» **Given task**
Report only the number of lines in this material that include the string "先立后破".

Stored entries

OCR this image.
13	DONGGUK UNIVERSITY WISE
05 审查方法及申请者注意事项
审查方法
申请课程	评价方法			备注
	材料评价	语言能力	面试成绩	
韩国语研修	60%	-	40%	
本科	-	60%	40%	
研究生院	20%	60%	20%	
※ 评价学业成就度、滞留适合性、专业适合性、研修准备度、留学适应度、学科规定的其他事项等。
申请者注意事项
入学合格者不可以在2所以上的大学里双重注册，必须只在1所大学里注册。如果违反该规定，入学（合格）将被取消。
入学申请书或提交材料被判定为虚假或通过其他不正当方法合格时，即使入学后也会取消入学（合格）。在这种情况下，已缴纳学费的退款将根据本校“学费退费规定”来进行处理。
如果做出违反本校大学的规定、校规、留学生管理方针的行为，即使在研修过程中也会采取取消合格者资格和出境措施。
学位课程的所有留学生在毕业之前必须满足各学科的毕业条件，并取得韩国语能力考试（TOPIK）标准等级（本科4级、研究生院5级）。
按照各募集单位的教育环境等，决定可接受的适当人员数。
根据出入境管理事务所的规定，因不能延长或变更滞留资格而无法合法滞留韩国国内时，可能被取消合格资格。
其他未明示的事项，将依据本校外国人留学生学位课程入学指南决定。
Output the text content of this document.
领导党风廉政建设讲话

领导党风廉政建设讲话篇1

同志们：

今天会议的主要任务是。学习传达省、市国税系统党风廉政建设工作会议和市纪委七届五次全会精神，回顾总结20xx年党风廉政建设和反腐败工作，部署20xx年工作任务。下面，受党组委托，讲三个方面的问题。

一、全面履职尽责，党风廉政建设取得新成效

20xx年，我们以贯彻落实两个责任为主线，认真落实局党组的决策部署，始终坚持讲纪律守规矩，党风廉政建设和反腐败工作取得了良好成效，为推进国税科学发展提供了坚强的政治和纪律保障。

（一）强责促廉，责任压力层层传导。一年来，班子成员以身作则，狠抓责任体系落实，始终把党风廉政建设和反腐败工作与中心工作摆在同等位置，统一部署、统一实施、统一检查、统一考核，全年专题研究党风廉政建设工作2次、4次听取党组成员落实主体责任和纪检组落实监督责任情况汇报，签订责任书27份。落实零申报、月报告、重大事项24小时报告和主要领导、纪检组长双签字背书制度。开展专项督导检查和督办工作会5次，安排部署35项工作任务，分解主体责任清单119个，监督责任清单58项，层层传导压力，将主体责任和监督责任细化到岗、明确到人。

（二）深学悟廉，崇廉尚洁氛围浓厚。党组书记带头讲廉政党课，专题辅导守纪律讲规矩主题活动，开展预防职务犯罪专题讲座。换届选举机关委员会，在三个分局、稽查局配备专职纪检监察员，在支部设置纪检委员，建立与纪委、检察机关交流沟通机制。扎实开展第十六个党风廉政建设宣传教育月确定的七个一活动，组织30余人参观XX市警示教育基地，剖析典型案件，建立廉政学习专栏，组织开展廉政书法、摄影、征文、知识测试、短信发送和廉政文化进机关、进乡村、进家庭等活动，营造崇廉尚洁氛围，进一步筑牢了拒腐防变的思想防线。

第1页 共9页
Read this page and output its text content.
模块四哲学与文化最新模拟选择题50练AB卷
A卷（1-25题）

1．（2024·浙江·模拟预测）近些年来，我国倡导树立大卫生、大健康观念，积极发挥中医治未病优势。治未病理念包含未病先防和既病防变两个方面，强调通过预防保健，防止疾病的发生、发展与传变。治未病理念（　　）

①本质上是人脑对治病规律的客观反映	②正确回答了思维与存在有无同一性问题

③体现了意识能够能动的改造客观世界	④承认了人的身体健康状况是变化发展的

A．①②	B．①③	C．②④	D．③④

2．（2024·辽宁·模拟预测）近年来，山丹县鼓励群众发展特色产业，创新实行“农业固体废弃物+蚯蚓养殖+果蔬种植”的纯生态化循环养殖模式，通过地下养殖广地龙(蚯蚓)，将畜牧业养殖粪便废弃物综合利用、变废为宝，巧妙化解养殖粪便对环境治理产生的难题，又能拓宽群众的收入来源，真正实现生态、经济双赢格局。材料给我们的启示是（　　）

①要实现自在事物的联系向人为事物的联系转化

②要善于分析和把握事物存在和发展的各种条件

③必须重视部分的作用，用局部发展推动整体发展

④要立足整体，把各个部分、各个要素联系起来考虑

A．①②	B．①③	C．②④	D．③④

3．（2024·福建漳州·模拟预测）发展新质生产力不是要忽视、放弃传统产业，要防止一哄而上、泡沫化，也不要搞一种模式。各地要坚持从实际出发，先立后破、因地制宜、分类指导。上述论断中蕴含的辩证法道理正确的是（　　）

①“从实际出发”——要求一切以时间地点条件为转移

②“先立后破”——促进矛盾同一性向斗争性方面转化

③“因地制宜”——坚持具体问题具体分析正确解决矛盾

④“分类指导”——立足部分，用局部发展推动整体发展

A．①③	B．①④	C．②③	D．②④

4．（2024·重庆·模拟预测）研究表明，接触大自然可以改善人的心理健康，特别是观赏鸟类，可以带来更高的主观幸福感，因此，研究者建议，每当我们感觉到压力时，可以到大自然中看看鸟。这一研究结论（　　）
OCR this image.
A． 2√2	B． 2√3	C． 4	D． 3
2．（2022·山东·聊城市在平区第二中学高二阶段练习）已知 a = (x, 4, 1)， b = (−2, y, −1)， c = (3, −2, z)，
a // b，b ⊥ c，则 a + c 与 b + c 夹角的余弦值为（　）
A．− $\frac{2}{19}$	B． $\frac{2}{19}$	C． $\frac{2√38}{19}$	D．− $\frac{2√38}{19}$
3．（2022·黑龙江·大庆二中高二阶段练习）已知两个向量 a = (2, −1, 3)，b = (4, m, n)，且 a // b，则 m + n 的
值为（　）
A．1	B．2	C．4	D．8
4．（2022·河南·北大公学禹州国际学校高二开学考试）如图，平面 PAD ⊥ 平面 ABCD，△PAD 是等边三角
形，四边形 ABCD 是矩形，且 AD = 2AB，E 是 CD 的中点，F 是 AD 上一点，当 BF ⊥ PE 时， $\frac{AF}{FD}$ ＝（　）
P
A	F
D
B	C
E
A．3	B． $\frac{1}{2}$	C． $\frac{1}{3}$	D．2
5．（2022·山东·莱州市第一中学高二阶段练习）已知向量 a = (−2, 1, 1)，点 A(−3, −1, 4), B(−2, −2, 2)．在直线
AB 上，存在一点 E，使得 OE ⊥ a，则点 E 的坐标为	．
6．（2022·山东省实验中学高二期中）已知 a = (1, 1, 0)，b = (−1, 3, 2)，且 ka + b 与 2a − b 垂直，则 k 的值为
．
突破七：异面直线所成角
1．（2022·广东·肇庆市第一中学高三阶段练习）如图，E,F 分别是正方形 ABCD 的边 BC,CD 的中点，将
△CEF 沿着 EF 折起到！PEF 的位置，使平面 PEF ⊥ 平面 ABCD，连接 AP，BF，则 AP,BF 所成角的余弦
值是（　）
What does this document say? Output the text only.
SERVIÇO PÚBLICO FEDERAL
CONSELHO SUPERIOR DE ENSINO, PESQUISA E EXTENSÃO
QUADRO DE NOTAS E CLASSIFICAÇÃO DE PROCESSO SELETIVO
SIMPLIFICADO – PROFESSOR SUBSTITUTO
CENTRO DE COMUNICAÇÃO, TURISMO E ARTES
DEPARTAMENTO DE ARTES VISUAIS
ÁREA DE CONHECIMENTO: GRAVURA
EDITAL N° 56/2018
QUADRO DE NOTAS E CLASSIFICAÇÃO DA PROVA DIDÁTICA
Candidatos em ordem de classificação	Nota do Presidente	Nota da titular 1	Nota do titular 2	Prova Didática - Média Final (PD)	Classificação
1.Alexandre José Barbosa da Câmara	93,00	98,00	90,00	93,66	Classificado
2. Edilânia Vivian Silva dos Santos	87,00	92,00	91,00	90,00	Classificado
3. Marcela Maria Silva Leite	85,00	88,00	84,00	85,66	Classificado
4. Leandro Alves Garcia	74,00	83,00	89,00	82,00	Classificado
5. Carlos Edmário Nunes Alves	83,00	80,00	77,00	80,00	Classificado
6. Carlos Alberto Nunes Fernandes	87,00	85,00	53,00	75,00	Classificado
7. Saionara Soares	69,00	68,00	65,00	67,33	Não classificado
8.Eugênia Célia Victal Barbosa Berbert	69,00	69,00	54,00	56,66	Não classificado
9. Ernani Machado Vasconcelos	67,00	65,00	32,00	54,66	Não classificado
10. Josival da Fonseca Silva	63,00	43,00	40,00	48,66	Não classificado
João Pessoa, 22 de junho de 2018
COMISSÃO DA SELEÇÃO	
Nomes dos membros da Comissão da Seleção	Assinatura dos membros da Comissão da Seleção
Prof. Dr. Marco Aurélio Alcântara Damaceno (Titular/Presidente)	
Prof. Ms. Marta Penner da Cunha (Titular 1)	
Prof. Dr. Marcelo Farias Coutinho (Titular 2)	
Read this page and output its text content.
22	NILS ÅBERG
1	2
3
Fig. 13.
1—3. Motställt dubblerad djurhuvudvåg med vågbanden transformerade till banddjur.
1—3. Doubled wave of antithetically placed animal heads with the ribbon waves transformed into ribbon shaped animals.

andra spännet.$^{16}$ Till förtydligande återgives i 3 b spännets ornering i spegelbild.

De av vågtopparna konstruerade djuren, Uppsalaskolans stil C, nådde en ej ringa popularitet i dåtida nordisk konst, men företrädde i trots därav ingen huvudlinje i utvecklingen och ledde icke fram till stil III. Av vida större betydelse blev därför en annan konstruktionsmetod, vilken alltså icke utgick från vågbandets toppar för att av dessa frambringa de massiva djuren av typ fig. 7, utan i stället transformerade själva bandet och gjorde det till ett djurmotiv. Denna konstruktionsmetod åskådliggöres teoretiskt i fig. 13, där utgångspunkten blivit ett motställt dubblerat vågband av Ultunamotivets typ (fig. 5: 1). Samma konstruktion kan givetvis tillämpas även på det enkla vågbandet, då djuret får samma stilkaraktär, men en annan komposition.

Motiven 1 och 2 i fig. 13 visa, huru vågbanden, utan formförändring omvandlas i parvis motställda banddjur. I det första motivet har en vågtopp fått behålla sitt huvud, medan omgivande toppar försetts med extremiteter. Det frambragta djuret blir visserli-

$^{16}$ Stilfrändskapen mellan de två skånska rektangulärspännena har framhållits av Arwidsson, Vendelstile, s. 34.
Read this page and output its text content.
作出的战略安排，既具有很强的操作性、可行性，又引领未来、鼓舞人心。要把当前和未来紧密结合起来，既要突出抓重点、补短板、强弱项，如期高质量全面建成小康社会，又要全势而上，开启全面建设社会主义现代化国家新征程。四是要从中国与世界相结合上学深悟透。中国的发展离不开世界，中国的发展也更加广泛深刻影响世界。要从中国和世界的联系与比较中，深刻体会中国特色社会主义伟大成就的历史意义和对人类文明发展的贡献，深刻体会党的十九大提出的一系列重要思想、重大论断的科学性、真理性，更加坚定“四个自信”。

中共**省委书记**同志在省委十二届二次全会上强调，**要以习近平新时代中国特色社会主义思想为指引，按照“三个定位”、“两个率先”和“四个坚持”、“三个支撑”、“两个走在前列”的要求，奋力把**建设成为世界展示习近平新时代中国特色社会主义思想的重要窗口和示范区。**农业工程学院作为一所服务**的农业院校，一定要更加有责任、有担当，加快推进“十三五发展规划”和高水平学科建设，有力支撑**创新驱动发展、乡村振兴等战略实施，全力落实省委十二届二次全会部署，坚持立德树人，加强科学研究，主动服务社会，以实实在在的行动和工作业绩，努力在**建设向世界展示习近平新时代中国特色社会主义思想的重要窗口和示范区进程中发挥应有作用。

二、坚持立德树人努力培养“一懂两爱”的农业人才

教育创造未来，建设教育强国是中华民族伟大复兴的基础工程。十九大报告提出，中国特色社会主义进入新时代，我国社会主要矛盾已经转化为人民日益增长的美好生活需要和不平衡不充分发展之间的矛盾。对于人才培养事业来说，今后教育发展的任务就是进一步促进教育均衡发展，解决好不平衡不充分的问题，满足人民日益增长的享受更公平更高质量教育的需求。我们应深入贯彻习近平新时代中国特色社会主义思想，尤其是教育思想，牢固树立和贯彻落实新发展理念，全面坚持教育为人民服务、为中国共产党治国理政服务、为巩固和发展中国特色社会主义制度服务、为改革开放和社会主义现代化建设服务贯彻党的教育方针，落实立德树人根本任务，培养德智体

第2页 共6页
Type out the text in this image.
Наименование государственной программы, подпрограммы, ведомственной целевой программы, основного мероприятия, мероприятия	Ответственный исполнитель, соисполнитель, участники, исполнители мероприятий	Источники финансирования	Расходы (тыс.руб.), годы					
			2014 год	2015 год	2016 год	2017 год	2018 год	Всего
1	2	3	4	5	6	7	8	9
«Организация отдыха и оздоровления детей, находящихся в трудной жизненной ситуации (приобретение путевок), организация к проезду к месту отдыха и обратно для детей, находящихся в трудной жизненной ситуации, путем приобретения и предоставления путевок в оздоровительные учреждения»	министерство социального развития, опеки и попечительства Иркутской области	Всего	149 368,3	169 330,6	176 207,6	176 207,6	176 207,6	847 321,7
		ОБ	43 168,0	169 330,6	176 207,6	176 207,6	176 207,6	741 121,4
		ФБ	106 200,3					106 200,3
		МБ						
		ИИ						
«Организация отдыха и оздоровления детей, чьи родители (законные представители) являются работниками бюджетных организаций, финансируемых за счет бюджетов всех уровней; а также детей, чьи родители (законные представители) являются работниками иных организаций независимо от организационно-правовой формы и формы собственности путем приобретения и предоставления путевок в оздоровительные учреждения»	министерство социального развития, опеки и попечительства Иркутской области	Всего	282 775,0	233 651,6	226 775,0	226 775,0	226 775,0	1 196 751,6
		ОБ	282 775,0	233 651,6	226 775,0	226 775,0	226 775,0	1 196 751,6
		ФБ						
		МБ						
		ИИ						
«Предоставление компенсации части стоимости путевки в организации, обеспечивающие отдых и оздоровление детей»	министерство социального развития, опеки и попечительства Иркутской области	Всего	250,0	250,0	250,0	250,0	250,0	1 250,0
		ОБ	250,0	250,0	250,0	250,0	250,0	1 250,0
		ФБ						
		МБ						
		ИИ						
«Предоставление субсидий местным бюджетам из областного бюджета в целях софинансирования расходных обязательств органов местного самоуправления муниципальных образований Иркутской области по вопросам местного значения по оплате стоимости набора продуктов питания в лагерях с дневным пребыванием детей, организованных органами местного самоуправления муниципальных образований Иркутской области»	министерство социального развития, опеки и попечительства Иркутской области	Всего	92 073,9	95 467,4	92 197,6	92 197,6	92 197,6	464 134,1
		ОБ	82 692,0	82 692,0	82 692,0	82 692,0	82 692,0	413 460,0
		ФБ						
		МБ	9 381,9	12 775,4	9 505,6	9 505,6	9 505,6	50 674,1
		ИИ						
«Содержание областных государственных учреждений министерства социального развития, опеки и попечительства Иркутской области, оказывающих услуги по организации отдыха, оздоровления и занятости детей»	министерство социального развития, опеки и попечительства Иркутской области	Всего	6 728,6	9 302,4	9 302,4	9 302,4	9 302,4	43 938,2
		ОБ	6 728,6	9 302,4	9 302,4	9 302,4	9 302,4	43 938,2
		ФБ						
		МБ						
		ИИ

» **Solution for this task**
2